*Objective:*
Examine each line of the data. Copy those that contain the string "Weltkrieg".

*Listed records:*

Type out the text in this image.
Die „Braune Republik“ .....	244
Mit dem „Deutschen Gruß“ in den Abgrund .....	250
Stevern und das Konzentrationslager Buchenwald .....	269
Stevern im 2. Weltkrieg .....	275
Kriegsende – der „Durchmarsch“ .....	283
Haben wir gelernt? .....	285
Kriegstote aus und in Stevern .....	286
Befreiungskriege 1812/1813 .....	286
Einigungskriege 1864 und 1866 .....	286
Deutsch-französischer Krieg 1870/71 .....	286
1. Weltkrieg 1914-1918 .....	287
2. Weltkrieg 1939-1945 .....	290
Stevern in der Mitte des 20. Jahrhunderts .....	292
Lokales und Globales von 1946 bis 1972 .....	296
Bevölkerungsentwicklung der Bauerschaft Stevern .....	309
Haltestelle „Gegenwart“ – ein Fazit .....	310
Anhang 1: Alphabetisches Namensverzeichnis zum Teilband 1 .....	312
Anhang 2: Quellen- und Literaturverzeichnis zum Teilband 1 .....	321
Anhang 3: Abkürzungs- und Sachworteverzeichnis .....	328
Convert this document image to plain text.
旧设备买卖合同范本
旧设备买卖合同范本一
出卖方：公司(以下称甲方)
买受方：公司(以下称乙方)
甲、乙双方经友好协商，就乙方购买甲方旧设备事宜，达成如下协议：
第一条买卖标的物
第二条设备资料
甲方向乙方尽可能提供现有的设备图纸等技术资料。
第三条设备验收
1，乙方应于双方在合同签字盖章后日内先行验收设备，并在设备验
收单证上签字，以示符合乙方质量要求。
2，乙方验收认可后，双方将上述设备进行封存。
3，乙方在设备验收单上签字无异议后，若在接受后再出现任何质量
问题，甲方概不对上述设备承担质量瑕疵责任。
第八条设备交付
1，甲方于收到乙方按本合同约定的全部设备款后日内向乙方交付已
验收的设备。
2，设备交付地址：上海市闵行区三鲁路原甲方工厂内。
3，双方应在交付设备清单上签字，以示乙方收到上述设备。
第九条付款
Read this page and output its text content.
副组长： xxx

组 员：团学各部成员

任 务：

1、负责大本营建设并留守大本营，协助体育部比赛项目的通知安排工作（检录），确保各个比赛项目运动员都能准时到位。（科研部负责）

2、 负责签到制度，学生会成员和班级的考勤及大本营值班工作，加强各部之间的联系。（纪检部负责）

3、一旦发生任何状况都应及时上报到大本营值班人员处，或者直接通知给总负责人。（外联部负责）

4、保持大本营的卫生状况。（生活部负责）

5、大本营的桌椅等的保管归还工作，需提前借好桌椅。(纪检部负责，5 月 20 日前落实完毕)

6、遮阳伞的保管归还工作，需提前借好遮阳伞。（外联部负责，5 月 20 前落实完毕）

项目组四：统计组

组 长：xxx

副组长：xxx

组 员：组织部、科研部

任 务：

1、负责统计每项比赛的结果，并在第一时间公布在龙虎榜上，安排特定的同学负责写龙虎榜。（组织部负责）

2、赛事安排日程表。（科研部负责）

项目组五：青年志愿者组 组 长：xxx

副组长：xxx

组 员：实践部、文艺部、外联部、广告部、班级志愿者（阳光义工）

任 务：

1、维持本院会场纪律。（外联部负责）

*Task response:*
Stevern im 2. Weltkrieg .....	275
1. Weltkrieg 1914-1918 .....	287
2. Weltkrieg 1939-1945 .....	290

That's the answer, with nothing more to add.